**What is being asked**.
Output all the data exactly. Pictures do not belong in the copy.

****************

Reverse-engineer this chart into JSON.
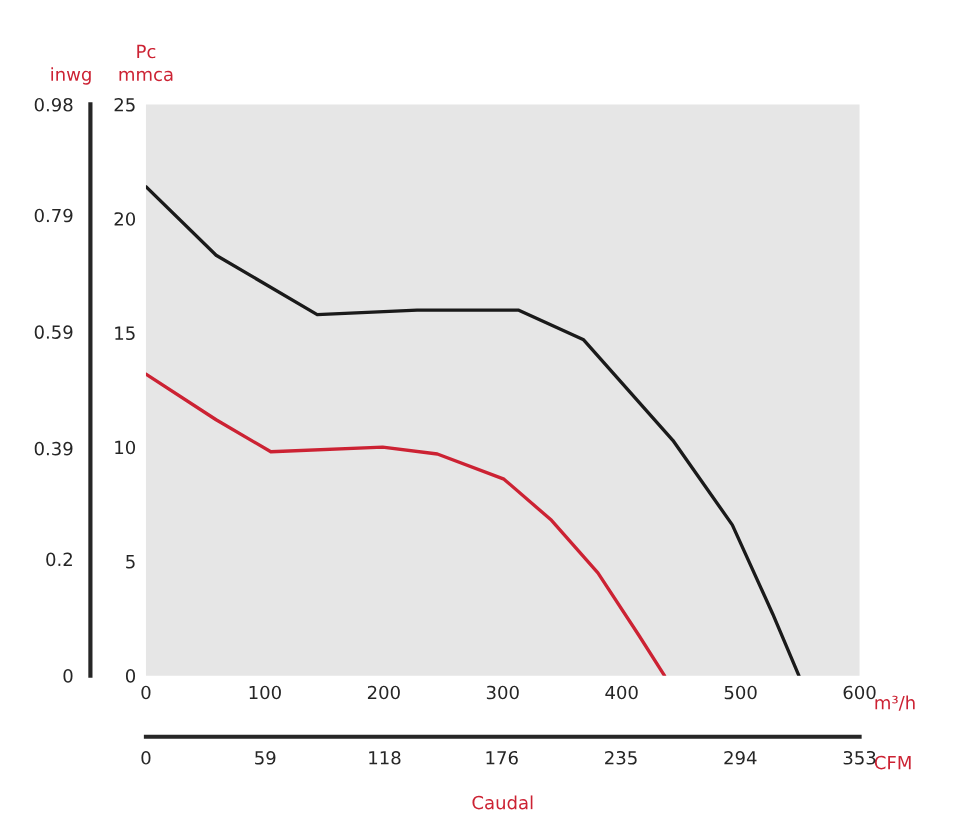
{
  "chart_data": {
    "type": "line",
    "xlabel": "m³/h",
    "x2label": "CFM",
    "ylabel": "mmca",
    "y2label": "inwg",
    "annotations": [
      "Pc",
      "Caudal"
    ],
    "xlim": [
      0,
      600
    ],
    "xticks": [
      0,
      100,
      200,
      300,
      400,
      500,
      600
    ],
    "x2lim": [
      0,
      353
    ],
    "x2ticks": [
      0,
      59,
      118,
      176,
      235,
      294,
      353
    ],
    "ylim": [
      0,
      25
    ],
    "yticks": [
      0,
      5,
      10,
      15,
      20,
      25
    ],
    "y2lim": [
      0,
      0.98
    ],
    "y2ticks": [
      0,
      0.2,
      0.39,
      0.59,
      0.79,
      0.98
    ],
    "grid": false,
    "series": [
      {
        "color": "#1a1a1a",
        "x": [
          0,
          59,
          144,
          228,
          313,
          368,
          443,
          493,
          527,
          549
        ],
        "values": [
          21.4,
          18.4,
          15.8,
          16.0,
          16.0,
          14.7,
          10.3,
          6.6,
          2.7,
          0
        ]
      },
      {
        "color": "#cc2233",
        "x": [
          0,
          59,
          105,
          199,
          245,
          301,
          341,
          380,
          414,
          436
        ],
        "values": [
          13.2,
          11.2,
          9.8,
          10.0,
          9.7,
          8.6,
          6.8,
          4.5,
          1.8,
          0
        ]
      }
    ]
  }
}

****************

**Written response**.
Reverse-engineer this chart into JSON.
{
  "chart_data": {
    "type": "line",
    "xlabel": "m³/h",
    "x2label": "CFM",
    "ylabel": "mmca",
    "y2label": "inwg",
    "annotations": [
      "Pc",
      "Caudal"
    ],
    "xlim": [
      0,
      600
    ],
    "xticks": [
      0,
      100,
      200,
      300,
      400,
      500,
      600
    ],
    "x2lim": [
      0,
      353
    ],
    "x2ticks": [
      0,
      59,
      118,
      176,
      235,
      294,
      353
    ],
    "ylim": [
      0,
      25
    ],
    "yticks": [
      0,
      5,
      10,
      15,
      20,
      25
    ],
    "y2lim": [
      0,
      0.98
    ],
    "y2ticks": [
      0,
      0.2,
      0.39,
      0.59,
      0.79,
      0.98
    ],
    "grid": false,
    "series": [
      {
        "color": "#1a1a1a",
        "x": [
          0,
          59,
          144,
          228,
          313,
          368,
          443,
          493,
          527,
          549
        ],
        "values": [
          21.4,
          18.4,
          15.8,
          16.0,
          16.0,
          14.7,
          10.3,
          6.6,
          2.7,
          0
        ]
      },
      {
        "color": "#cc2233",
        "x": [
          0,
          59,
          105,
          199,
          245,
          301,
          341,
          380,
          414,
          436
        ],
        "values": [
          13.2,
          11.2,
          9.8,
          10.0,
          9.7,
          8.6,
          6.8,
          4.5,
          1.8,
          0
        ]
      }
    ]
  }
}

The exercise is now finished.